Breve esercizio:
Ricopi tutte le righe riportate di seguito, identiche all'originale.

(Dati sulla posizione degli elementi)

"""

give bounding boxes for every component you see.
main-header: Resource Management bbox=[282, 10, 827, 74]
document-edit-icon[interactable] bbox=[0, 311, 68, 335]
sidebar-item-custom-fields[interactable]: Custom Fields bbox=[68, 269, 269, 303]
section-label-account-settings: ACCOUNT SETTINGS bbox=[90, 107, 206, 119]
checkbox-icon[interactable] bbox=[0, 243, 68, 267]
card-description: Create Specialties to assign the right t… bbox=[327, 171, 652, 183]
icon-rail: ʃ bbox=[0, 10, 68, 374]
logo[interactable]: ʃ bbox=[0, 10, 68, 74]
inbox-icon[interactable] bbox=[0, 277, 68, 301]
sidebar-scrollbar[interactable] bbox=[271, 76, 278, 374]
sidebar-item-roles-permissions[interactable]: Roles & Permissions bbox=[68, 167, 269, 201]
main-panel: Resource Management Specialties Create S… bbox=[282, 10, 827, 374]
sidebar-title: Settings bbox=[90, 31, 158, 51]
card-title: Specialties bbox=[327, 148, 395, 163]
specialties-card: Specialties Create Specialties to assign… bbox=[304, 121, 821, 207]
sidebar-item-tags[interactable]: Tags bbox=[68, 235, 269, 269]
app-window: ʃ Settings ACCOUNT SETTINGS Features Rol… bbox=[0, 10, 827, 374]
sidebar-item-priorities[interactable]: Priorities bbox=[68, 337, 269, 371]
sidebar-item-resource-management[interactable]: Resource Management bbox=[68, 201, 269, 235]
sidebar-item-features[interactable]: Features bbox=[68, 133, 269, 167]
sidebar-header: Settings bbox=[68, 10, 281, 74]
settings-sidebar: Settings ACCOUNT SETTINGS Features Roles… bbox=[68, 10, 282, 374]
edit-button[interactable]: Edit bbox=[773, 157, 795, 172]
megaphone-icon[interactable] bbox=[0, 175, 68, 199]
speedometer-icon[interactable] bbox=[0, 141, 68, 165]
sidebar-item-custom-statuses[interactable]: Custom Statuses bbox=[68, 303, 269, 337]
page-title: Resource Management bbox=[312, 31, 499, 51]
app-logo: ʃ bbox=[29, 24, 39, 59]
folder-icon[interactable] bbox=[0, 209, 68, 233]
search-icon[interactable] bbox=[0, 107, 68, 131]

"""

Soluzione proposta:
give bounding boxes for every component you see.
main-header: Resource Management bbox=[282, 10, 827, 74]
document-edit-icon[interactable] bbox=[0, 311, 68, 335]
sidebar-item-custom-fields[interactable]: Custom Fields bbox=[68, 269, 269, 303]
section-label-account-settings: ACCOUNT SETTINGS bbox=[90, 107, 206, 119]
checkbox-icon[interactable] bbox=[0, 243, 68, 267]
card-description: Create Specialties to assign the right t… bbox=[327, 171, 652, 183]
icon-rail: ʃ bbox=[0, 10, 68, 374]
logo[interactable]: ʃ bbox=[0, 10, 68, 74]
inbox-icon[interactable] bbox=[0, 277, 68, 301]
sidebar-scrollbar[interactable] bbox=[271, 76, 278, 374]
sidebar-item-roles-permissions[interactable]: Roles & Permissions bbox=[68, 167, 269, 201]
main-panel: Resource Management Specialties Create S… bbox=[282, 10, 827, 374]
sidebar-title: Settings bbox=[90, 31, 158, 51]
card-title: Specialties bbox=[327, 148, 395, 163]
specialties-card: Specialties Create Specialties to assign… bbox=[304, 121, 821, 207]
sidebar-item-tags[interactable]: Tags bbox=[68, 235, 269, 269]
app-window: ʃ Settings ACCOUNT SETTINGS Features Rol… bbox=[0, 10, 827, 374]
sidebar-item-priorities[interactable]: Priorities bbox=[68, 337, 269, 371]
sidebar-item-resource-management[interactable]: Resource Management bbox=[68, 201, 269, 235]
sidebar-item-features[interactable]: Features bbox=[68, 133, 269, 167]
sidebar-header: Settings bbox=[68, 10, 281, 74]
settings-sidebar: Settings ACCOUNT SETTINGS Features Roles… bbox=[68, 10, 282, 374]
edit-button[interactable]: Edit bbox=[773, 157, 795, 172]
megaphone-icon[interactable] bbox=[0, 175, 68, 199]
speedometer-icon[interactable] bbox=[0, 141, 68, 165]
sidebar-item-custom-statuses[interactable]: Custom Statuses bbox=[68, 303, 269, 337]
page-title: Resource Management bbox=[312, 31, 499, 51]
app-logo: ʃ bbox=[29, 24, 39, 59]
folder-icon[interactable] bbox=[0, 209, 68, 233]
search-icon[interactable] bbox=[0, 107, 68, 131]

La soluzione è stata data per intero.